*Data entries:*
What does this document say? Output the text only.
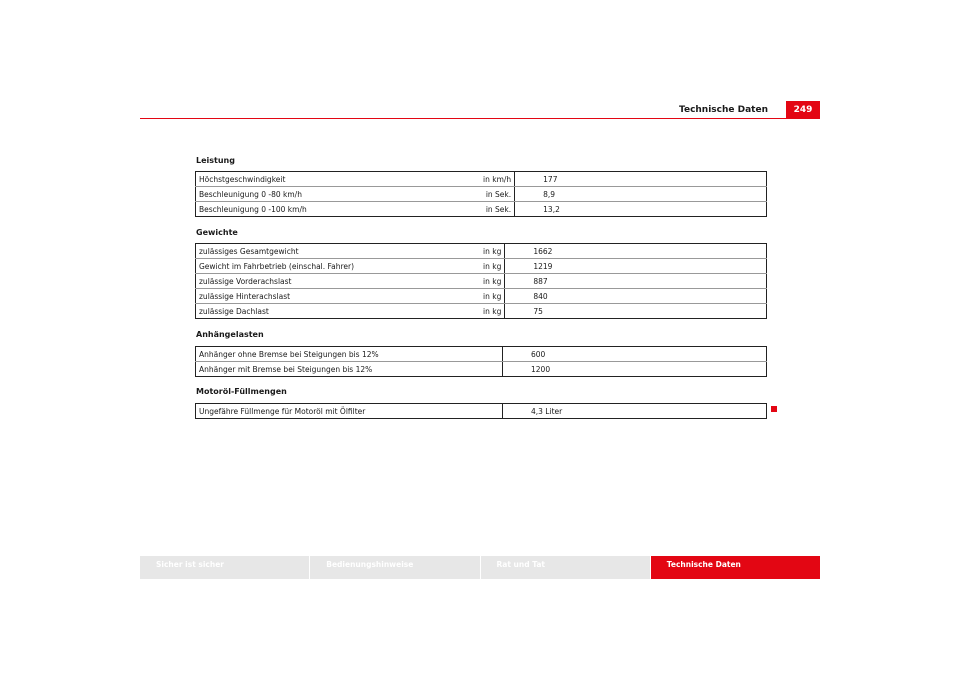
Technische Daten	249
Leistung
Höchstgeschwindigkeit	in km/h	177
Beschleunigung 0 -80 km/h	in Sek.	8,9
Beschleunigung 0 -100 km/h	in Sek.	13,2
Gewichte
zulässiges Gesamtgewicht	in kg	1662
Gewicht im Fahrbetrieb (einschal. Fahrer)	in kg	1219
zulässige Vorderachslast	in kg	887
zulässige Hinterachslast	in kg	840
zulässige Dachlast	in kg	75
Anhängelasten
Anhänger ohne Bremse bei Steigungen bis 12%	600
Anhänger mit Bremse bei Steigungen bis 12%	1200
Motoröl-Füllmengen
Ungefähre Füllmenge für Motoröl mit Ölfilter	4,3 Liter
Sicher ist sicher	Bedienungshinweise	Rat und Tat	Technische Daten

*What is expected:* Images in the records should not be copied. Repeat all the rest exactly.

*Task answer:*
What does this document say? Output the text only.
Technische Daten	249
Leistung
Höchstgeschwindigkeit	in km/h	177
Beschleunigung 0 -80 km/h	in Sek.	8,9
Beschleunigung 0 -100 km/h	in Sek.	13,2
Gewichte
zulässiges Gesamtgewicht	in kg	1662
Gewicht im Fahrbetrieb (einschal. Fahrer)	in kg	1219
zulässige Vorderachslast	in kg	887
zulässige Hinterachslast	in kg	840
zulässige Dachlast	in kg	75
Anhängelasten
Anhänger ohne Bremse bei Steigungen bis 12%	600
Anhänger mit Bremse bei Steigungen bis 12%	1200
Motoröl-Füllmengen
Ungefähre Füllmenge für Motoröl mit Ölfilter	4,3 Liter
Sicher ist sicher	Bedienungshinweise	Rat und Tat	Technische Daten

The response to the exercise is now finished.